-- STATED EXERCISE --
Reproduce all the material exactly, minus any pictures it holds.

--- Start of RECORD EXCERPTS ---

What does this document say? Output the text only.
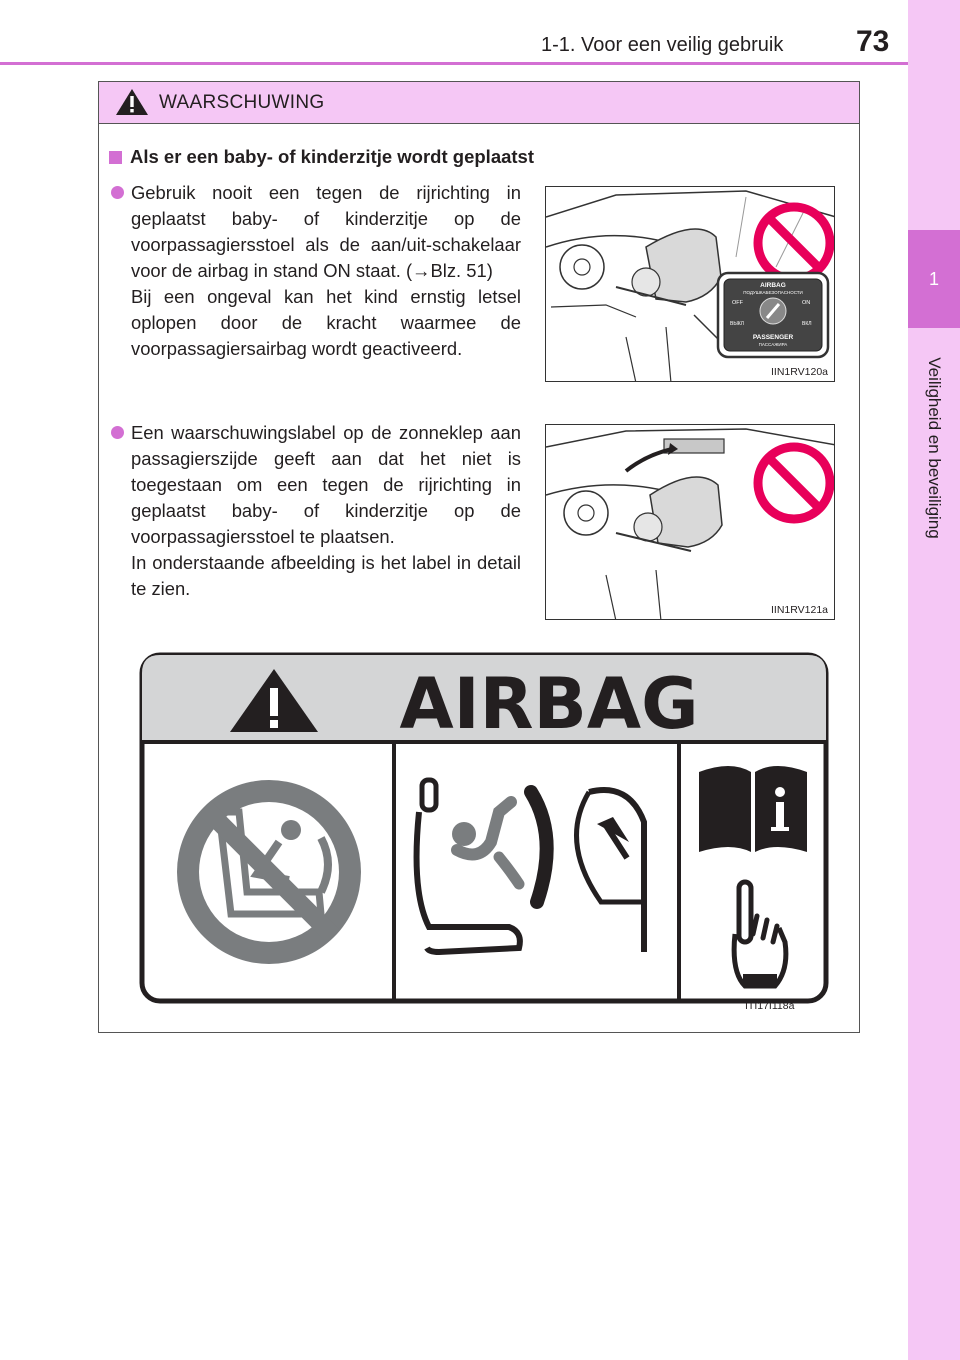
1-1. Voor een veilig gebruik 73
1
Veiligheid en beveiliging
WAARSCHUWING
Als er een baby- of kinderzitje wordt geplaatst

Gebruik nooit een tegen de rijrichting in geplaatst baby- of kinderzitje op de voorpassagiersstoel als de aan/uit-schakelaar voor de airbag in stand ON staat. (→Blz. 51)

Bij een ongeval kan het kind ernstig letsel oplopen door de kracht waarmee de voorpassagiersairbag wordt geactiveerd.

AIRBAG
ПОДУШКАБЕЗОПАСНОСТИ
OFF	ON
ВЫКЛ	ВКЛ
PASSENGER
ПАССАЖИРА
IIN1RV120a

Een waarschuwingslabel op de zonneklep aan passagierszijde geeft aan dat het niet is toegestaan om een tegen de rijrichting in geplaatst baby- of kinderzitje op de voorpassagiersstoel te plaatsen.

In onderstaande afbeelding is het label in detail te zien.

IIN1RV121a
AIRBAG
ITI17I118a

--- End of RECORD EXCERPTS ---

-- OUTPUT --
What does this document say? Output the text only.
1-1. Voor een veilig gebruik 73
1
Veiligheid en beveiliging
WAARSCHUWING
Als er een baby- of kinderzitje wordt geplaatst

Gebruik nooit een tegen de rijrichting in geplaatst baby- of kinderzitje op de voorpassagiersstoel als de aan/uit-schakelaar voor de airbag in stand ON staat. (→Blz. 51)

Bij een ongeval kan het kind ernstig letsel oplopen door de kracht waarmee de voorpassagiersairbag wordt geactiveerd.

AIRBAG
ПОДУШКАБЕЗОПАСНОСТИ
OFF	ON
ВЫКЛ	ВКЛ
PASSENGER
ПАССАЖИРА
IIN1RV120a

Een waarschuwingslabel op de zonneklep aan passagierszijde geeft aan dat het niet is toegestaan om een tegen de rijrichting in geplaatst baby- of kinderzitje op de voorpassagiersstoel te plaatsen.

In onderstaande afbeelding is het label in detail te zien.

IIN1RV121a
AIRBAG
ITI17I118a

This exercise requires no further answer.